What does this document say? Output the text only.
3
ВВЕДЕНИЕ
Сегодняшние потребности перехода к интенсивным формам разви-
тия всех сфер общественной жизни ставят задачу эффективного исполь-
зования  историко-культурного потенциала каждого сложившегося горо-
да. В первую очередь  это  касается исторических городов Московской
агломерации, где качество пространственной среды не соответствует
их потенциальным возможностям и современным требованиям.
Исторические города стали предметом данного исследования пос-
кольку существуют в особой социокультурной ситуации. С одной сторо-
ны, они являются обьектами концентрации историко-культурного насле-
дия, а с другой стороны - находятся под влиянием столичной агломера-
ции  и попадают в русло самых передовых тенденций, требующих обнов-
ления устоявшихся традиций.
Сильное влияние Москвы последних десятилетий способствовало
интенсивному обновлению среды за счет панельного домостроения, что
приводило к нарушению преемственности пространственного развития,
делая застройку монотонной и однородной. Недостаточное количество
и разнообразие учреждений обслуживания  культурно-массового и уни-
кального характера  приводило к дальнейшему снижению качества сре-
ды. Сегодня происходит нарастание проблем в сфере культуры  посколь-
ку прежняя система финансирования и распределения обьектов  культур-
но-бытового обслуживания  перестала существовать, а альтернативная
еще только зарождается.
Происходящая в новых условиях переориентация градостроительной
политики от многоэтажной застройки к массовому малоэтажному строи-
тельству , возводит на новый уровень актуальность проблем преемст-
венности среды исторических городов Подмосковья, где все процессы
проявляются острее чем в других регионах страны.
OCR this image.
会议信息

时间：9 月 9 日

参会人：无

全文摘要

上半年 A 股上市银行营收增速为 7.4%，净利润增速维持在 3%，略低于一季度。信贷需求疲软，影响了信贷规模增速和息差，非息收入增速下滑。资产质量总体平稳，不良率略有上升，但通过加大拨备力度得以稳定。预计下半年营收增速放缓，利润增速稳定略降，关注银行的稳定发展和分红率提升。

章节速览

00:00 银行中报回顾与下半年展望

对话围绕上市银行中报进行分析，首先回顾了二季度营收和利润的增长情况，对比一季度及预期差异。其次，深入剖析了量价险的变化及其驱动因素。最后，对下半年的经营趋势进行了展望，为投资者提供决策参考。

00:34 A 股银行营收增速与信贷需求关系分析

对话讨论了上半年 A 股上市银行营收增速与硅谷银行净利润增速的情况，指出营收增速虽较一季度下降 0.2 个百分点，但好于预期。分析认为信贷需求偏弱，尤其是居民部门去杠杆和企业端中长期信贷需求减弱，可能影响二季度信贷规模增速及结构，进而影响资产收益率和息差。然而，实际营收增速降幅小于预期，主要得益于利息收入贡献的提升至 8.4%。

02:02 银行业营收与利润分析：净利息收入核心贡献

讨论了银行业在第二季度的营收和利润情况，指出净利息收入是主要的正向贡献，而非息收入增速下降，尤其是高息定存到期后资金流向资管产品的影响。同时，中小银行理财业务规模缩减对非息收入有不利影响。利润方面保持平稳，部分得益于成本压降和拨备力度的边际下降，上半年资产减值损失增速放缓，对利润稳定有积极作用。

> [SHORT TASK]
Starting at the line that contains "OCR this image.", retype each line through the end of the listing above and nothing else.

> [EXERCISE RESULT]
OCR this image.
会议信息

时间：9 月 9 日

参会人：无

全文摘要

上半年 A 股上市银行营收增速为 7.4%，净利润增速维持在 3%，略低于一季度。信贷需求疲软，影响了信贷规模增速和息差，非息收入增速下滑。资产质量总体平稳，不良率略有上升，但通过加大拨备力度得以稳定。预计下半年营收增速放缓，利润增速稳定略降，关注银行的稳定发展和分红率提升。

章节速览

00:00 银行中报回顾与下半年展望

对话围绕上市银行中报进行分析，首先回顾了二季度营收和利润的增长情况，对比一季度及预期差异。其次，深入剖析了量价险的变化及其驱动因素。最后，对下半年的经营趋势进行了展望，为投资者提供决策参考。

00:34 A 股银行营收增速与信贷需求关系分析

对话讨论了上半年 A 股上市银行营收增速与硅谷银行净利润增速的情况，指出营收增速虽较一季度下降 0.2 个百分点，但好于预期。分析认为信贷需求偏弱，尤其是居民部门去杠杆和企业端中长期信贷需求减弱，可能影响二季度信贷规模增速及结构，进而影响资产收益率和息差。然而，实际营收增速降幅小于预期，主要得益于利息收入贡献的提升至 8.4%。

02:02 银行业营收与利润分析：净利息收入核心贡献

讨论了银行业在第二季度的营收和利润情况，指出净利息收入是主要的正向贡献，而非息收入增速下降，尤其是高息定存到期后资金流向资管产品的影响。同时，中小银行理财业务规模缩减对非息收入有不利影响。利润方面保持平稳，部分得益于成本压降和拨备力度的边际下降，上半年资产减值损失增速放缓，对利润稳定有积极作用。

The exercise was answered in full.